**ARTICLE:**
★ ★ ★

Membrane-electrode assemblies 1 (MEA), commonly called cell cores, form the basic elements of PEMFCs. They are formed of a polymer membrane 2 and of catalyst beds 3, 4 present on either side of the membrane. Membrane 2 thus enables to separate anode and cathode compartments 5 and 6. Catalyst beds 3, 4 are generally formed of platinum nanoparticles supported on carbon clusters.
Further, gaseous diffusion layers 7, 8 or GDL, typically made of carbon fabric or carbon felt, are arranged on either side of MEA 1 to provide:

- (1) the electric conduction;
- (2) the homogeneous incoming of reactant gases via a channel system 9, 10; and
- (3) the discharge of the excess gases and of the water produced at cathode 4.

In the specific case where the reactants are hydrogen and oxygen (FIG. 3), at anode 3, the decomposition of the hydrogen adsorbed on the catalyst produces H⁺ protons and electrons e⁻ according to the following reaction:
H₂→2H⁺+2 e⁻
The protons then cross polymer membrane 2 before reacting with oxygen at cathode 4. The reaction of the protons with oxygen at the cathode causes the forming of water and the production of heat:
O₂+4H⁺+4 e⁻→2H₂O
Given that the ion conductivity of polymer membrane 2 depends on its water content, controlling the management of water within the PEMFC thus appears to be essential. Indeed, the membrane must be sufficiently humidified to provide a good ion conductivity, not too much however, to avoid a clogging of catalyst sites. The presence of too large a quantity of liquid water can then considerably decrease the power conversion efficiency, since it is then difficult for gases to access the reaction sites.
Solutions have been provided to discharge the water produced at cathode 4, or to supply the MEA by injection of water on the side of anode 3.
Thus, prior art comprises various methods intended to limit the clogging of the porous components of the diffusion layer, such as for example the application of a hydrophobic PTFE processing. Such a processing of the porous components may be a volume or surface processing.

★ ★ ★

A block of data:

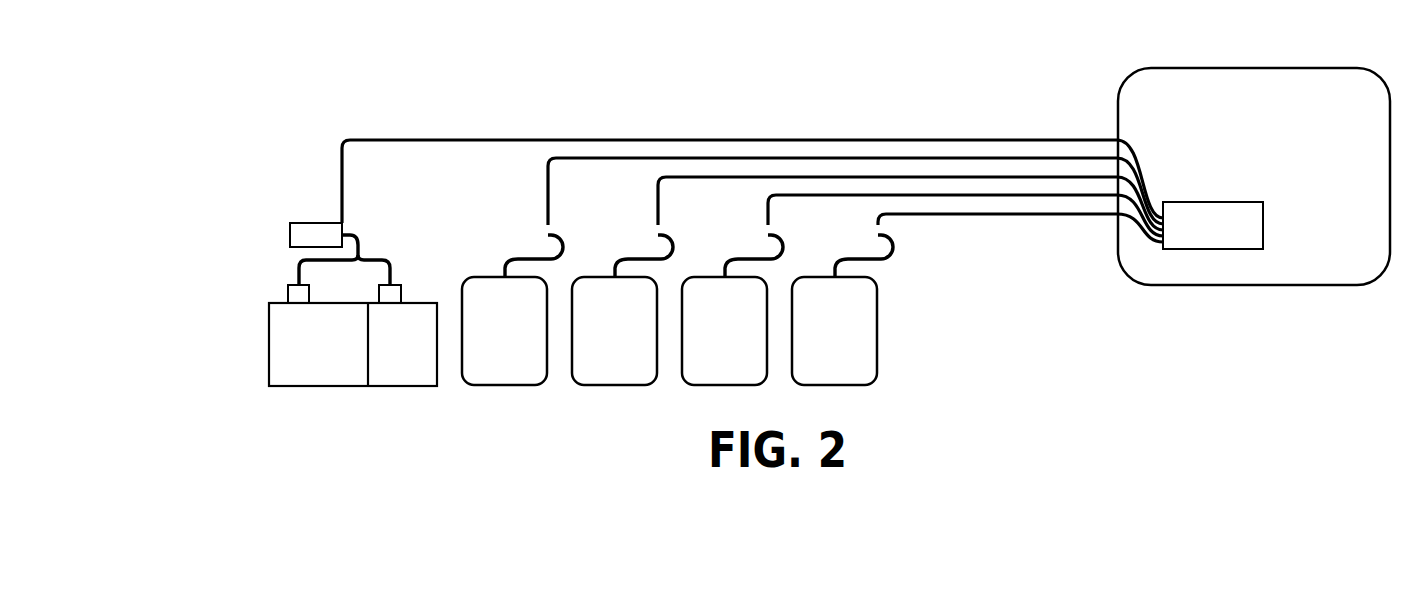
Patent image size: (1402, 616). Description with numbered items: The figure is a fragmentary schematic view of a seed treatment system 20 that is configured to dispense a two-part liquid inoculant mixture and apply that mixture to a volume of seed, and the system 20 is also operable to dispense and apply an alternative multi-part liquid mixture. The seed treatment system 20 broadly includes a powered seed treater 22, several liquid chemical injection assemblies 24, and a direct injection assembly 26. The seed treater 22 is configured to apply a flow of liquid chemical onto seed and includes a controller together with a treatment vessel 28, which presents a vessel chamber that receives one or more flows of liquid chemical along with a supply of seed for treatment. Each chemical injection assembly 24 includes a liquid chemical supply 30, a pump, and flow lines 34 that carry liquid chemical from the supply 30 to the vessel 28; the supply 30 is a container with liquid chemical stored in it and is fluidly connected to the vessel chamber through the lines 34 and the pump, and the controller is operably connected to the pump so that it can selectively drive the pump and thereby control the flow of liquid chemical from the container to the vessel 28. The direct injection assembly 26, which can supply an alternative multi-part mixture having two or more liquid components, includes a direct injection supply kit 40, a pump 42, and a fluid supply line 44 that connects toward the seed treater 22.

The seed treatment system 20 is at (1270, 36).
The powered seed treater 22 is at (1320, 286).
The liquid chemical injection assembly 24 is at (681, 416).
The direct injection assembly 26 is at (277, 424).
The treatment vessel 28 is at (1218, 249).
The liquid chemical supply 30 is at (613, 385).
The flow lines 34 is at (1000, 192).
The direct injection supply kit 40 is at (280, 350).
The pump 42 is at (313, 223).
The fluid supply line 44 is at (430, 138).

★ ★ ★

**WRITTEN REQUEST A:**
Reproduce the PEMFC text from "- (1) the electric" up to and including "produced at cathode 4.".
**WRITTEN REQUEST B:**
Can you restate the paragraph of the PEMFC text that begins "Given that the ion conductivity" more briefly, keeping its main facts?
**WRITTEN REQUEST C:**
According to the PEMFC text, are the following statements correct? (i) Catalyst beds 3, 4 are generally formed of platinum nanoparticles supported on carbon clusters. (ii) The gaseous diffusion layers are typically made of metal foam. (iii) The hydrophobic PTFE processing of the porous components can only be a surface processing. Answer yes or no for each, quoting the deciding words.

**COMPLETE ANSWER A:**
- (1) the electric conduction;
- (2) the homogeneous incoming of reactant gases via a channel system 9, 10; and
- (3) the discharge of the excess gases and of the water produced at cathode 4.

**COMPLETE ANSWER B:**
The ion conductivity of polymer membrane 2 depends on its water content, so water management within the PEMFC is essential. The membrane needs enough humidification for good ion conductivity, but not so much that catalyst sites clog. Too much liquid water can considerably lower power conversion efficiency, because gases then have difficulty reaching the reaction sites.

**COMPLETE ANSWER C:**
(i) Yes: "Catalyst beds 3, 4 are generally formed of platinum nanoparticles supported on carbon clusters."
(ii) No: "typically made of carbon fabric or carbon felt"
(iii) No: "Such a processing of the porous components may be a volume or surface processing."